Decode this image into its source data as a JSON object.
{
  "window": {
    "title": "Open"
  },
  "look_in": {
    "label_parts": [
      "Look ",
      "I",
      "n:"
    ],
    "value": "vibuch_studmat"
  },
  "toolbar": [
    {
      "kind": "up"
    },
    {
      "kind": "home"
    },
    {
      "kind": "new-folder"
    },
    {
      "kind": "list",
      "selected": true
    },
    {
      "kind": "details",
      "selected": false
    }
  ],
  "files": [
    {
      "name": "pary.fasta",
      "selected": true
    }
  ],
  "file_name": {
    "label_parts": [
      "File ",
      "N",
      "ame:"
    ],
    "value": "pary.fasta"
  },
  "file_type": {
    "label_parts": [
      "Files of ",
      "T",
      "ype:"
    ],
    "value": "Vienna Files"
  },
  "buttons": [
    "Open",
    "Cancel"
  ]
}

========================================================================

● Stated task
Please output the entries above, every line exactly as it reads.

● Exercise answer
Decode this image into its source data as a JSON object.
{
  "window": {
    "title": "Open"
  },
  "look_in": {
    "label_parts": [
      "Look ",
      "I",
      "n:"
    ],
    "value": "vibuch_studmat"
  },
  "toolbar": [
    {
      "kind": "up"
    },
    {
      "kind": "home"
    },
    {
      "kind": "new-folder"
    },
    {
      "kind": "list",
      "selected": true
    },
    {
      "kind": "details",
      "selected": false
    }
  ],
  "files": [
    {
      "name": "pary.fasta",
      "selected": true
    }
  ],
  "file_name": {
    "label_parts": [
      "File ",
      "N",
      "ame:"
    ],
    "value": "pary.fasta"
  },
  "file_type": {
    "label_parts": [
      "Files of ",
      "T",
      "ype:"
    ],
    "value": "Vienna Files"
  },
  "buttons": [
    "Open",
    "Cancel"
  ]
}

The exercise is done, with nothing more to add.